• **Goal**: Within the material below, find each line bearing the word "Исчерпывающий" and present it.

◇ ◇ ◇

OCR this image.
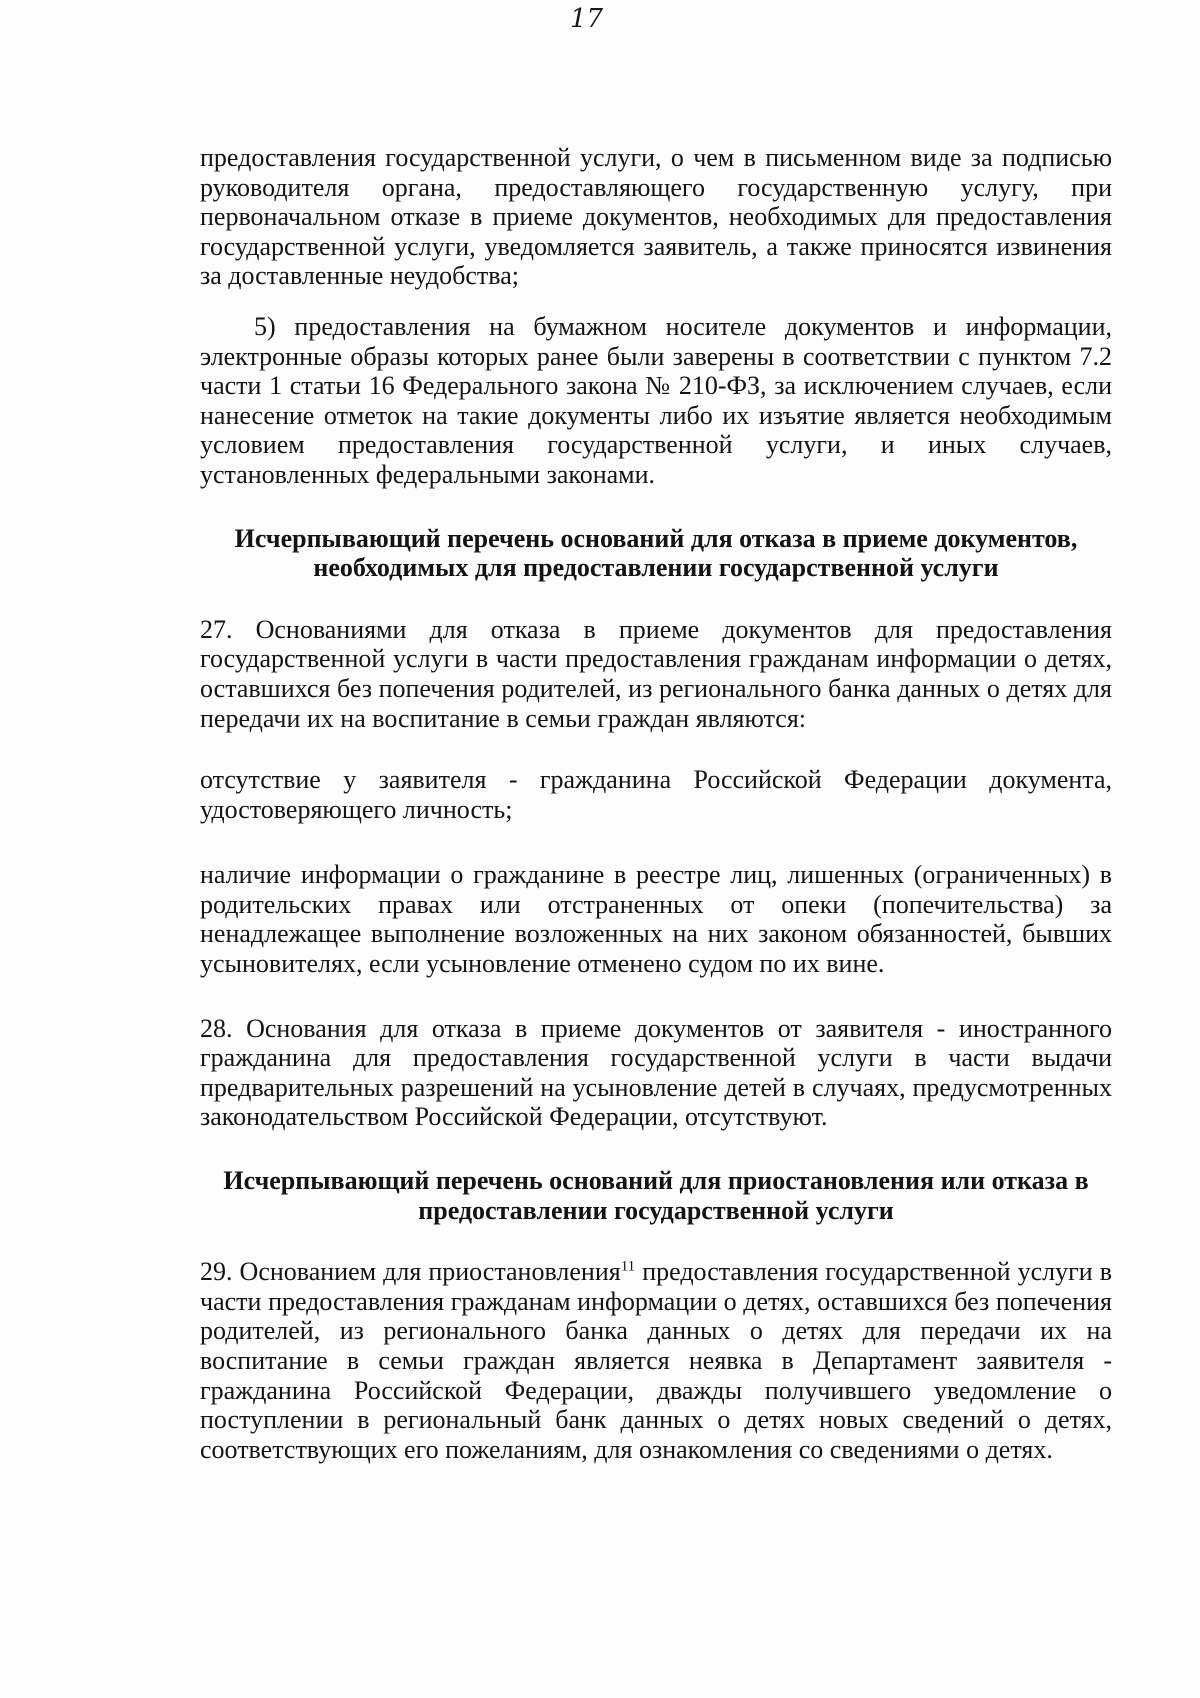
17

предоставления государственной услуги, о чем в письменном виде за подписью руководителя органа, предоставляющего государственную услугу, при первоначальном отказе в приеме документов, необходимых для предоставления государственной услуги, уведомляется заявитель, а также приносятся извинения за доставленные неудобства;

5) предоставления на бумажном носителе документов и информации, электронные образы которых ранее были заверены в соответствии с пунктом 7.2 части 1 статьи 16 Федерального закона № 210-ФЗ, за исключением случаев, если нанесение отметок на такие документы либо их изъятие является необходимым условием предоставления государственной услуги, и иных случаев, установленных федеральными законами.

Исчерпывающий перечень оснований для отказа в приеме документов, необходимых для предоставлении государственной услуги

27. Основаниями для отказа в приеме документов для предоставления государственной услуги в части предоставления гражданам информации о детях, оставшихся без попечения родителей, из регионального банка данных о детях для передачи их на воспитание в семьи граждан являются:

отсутствие у заявителя - гражданина Российской Федерации документа, удостоверяющего личность;

наличие информации о гражданине в реестре лиц, лишенных (ограниченных) в родительских правах или отстраненных от опеки (попечительства) за ненадлежащее выполнение возложенных на них законом обязанностей, бывших усыновителях, если усыновление отменено судом по их вине.

28. Основания для отказа в приеме документов от заявителя - иностранного гражданина для предоставления государственной услуги в части выдачи предварительных разрешений на усыновление детей в случаях, предусмотренных законодательством Российской Федерации, отсутствуют.

Исчерпывающий перечень оснований для приостановления или отказа в предоставлении государственной услуги

29. Основанием для приостановления$^{11}$ предоставления государственной услуги в части предоставления гражданам информации о детях, оставшихся без попечения родителей, из регионального банка данных о детях для передачи их на воспитание в семьи граждан является неявка в Департамент заявителя - гражданина Российской Федерации, дважды получившего уведомление о поступлении в региональный банк данных о детях новых сведений о детях, соответствующих его пожеланиям, для ознакомления со сведениями о детях.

◇ ◇ ◇

• **Result of this task**:
Исчерпывающий перечень оснований для отказа в приеме документов, необходимых для предоставлении государственной услуги
Исчерпывающий перечень оснований для приостановления или отказа в предоставлении государственной услуги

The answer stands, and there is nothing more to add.